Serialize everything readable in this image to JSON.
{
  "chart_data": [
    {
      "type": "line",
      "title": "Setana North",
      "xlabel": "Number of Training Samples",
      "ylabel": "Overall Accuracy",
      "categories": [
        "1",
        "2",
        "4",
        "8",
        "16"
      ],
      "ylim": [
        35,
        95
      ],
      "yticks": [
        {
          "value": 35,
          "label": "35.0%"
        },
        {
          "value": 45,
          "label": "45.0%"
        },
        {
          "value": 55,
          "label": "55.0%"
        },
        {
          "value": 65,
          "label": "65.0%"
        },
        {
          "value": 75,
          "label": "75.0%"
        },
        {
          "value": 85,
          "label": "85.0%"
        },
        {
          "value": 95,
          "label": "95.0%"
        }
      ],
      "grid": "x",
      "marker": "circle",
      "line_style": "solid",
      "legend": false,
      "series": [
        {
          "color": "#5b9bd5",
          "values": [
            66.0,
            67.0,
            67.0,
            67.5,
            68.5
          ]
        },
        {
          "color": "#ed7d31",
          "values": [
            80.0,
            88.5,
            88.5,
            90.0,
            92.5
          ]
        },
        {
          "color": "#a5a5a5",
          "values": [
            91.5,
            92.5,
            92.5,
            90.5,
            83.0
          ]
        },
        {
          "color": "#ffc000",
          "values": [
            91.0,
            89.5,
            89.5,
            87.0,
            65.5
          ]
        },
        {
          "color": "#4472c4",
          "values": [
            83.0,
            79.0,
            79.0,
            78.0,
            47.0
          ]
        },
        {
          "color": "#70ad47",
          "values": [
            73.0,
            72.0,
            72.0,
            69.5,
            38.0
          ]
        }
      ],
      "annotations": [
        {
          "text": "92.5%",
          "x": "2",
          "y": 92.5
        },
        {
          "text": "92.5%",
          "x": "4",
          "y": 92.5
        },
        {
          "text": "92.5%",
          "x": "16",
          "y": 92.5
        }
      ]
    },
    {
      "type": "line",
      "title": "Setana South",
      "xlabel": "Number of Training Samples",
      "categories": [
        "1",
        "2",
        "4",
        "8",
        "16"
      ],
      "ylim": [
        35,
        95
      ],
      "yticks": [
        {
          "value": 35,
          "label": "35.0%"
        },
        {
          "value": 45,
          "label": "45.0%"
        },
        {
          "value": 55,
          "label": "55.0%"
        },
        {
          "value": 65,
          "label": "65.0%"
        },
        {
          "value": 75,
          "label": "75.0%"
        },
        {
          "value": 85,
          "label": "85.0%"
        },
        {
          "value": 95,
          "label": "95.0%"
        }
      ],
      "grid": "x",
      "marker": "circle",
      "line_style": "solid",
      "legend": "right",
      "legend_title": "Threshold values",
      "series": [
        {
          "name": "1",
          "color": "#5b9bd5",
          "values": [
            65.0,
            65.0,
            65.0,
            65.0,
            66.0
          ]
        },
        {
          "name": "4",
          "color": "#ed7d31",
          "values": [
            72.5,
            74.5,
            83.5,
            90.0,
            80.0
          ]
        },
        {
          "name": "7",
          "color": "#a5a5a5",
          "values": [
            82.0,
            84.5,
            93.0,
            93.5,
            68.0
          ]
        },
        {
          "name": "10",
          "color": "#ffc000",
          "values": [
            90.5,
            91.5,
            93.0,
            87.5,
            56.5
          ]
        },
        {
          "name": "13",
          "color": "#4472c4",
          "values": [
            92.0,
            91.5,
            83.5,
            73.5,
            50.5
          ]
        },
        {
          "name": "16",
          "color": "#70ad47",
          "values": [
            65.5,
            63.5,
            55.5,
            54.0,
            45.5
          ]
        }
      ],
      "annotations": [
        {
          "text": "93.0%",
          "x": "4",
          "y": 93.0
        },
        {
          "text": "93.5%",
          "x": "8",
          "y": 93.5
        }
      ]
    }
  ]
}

## OBJECTIVE
Every line above should be retyped exactly as given.

## EXERCISE SOLUTION
Serialize everything readable in this image to JSON.
{
  "chart_data": [
    {
      "type": "line",
      "title": "Setana North",
      "xlabel": "Number of Training Samples",
      "ylabel": "Overall Accuracy",
      "categories": [
        "1",
        "2",
        "4",
        "8",
        "16"
      ],
      "ylim": [
        35,
        95
      ],
      "yticks": [
        {
          "value": 35,
          "label": "35.0%"
        },
        {
          "value": 45,
          "label": "45.0%"
        },
        {
          "value": 55,
          "label": "55.0%"
        },
        {
          "value": 65,
          "label": "65.0%"
        },
        {
          "value": 75,
          "label": "75.0%"
        },
        {
          "value": 85,
          "label": "85.0%"
        },
        {
          "value": 95,
          "label": "95.0%"
        }
      ],
      "grid": "x",
      "marker": "circle",
      "line_style": "solid",
      "legend": false,
      "series": [
        {
          "color": "#5b9bd5",
          "values": [
            66.0,
            67.0,
            67.0,
            67.5,
            68.5
          ]
        },
        {
          "color": "#ed7d31",
          "values": [
            80.0,
            88.5,
            88.5,
            90.0,
            92.5
          ]
        },
        {
          "color": "#a5a5a5",
          "values": [
            91.5,
            92.5,
            92.5,
            90.5,
            83.0
          ]
        },
        {
          "color": "#ffc000",
          "values": [
            91.0,
            89.5,
            89.5,
            87.0,
            65.5
          ]
        },
        {
          "color": "#4472c4",
          "values": [
            83.0,
            79.0,
            79.0,
            78.0,
            47.0
          ]
        },
        {
          "color": "#70ad47",
          "values": [
            73.0,
            72.0,
            72.0,
            69.5,
            38.0
          ]
        }
      ],
      "annotations": [
        {
          "text": "92.5%",
          "x": "2",
          "y": 92.5
        },
        {
          "text": "92.5%",
          "x": "4",
          "y": 92.5
        },
        {
          "text": "92.5%",
          "x": "16",
          "y": 92.5
        }
      ]
    },
    {
      "type": "line",
      "title": "Setana South",
      "xlabel": "Number of Training Samples",
      "categories": [
        "1",
        "2",
        "4",
        "8",
        "16"
      ],
      "ylim": [
        35,
        95
      ],
      "yticks": [
        {
          "value": 35,
          "label": "35.0%"
        },
        {
          "value": 45,
          "label": "45.0%"
        },
        {
          "value": 55,
          "label": "55.0%"
        },
        {
          "value": 65,
          "label": "65.0%"
        },
        {
          "value": 75,
          "label": "75.0%"
        },
        {
          "value": 85,
          "label": "85.0%"
        },
        {
          "value": 95,
          "label": "95.0%"
        }
      ],
      "grid": "x",
      "marker": "circle",
      "line_style": "solid",
      "legend": "right",
      "legend_title": "Threshold values",
      "series": [
        {
          "name": "1",
          "color": "#5b9bd5",
          "values": [
            65.0,
            65.0,
            65.0,
            65.0,
            66.0
          ]
        },
        {
          "name": "4",
          "color": "#ed7d31",
          "values": [
            72.5,
            74.5,
            83.5,
            90.0,
            80.0
          ]
        },
        {
          "name": "7",
          "color": "#a5a5a5",
          "values": [
            82.0,
            84.5,
            93.0,
            93.5,
            68.0
          ]
        },
        {
          "name": "10",
          "color": "#ffc000",
          "values": [
            90.5,
            91.5,
            93.0,
            87.5,
            56.5
          ]
        },
        {
          "name": "13",
          "color": "#4472c4",
          "values": [
            92.0,
            91.5,
            83.5,
            73.5,
            50.5
          ]
        },
        {
          "name": "16",
          "color": "#70ad47",
          "values": [
            65.5,
            63.5,
            55.5,
            54.0,
            45.5
          ]
        }
      ],
      "annotations": [
        {
          "text": "93.0%",
          "x": "4",
          "y": 93.0
        },
        {
          "text": "93.5%",
          "x": "8",
          "y": 93.5
        }
      ]
    }
  ]
}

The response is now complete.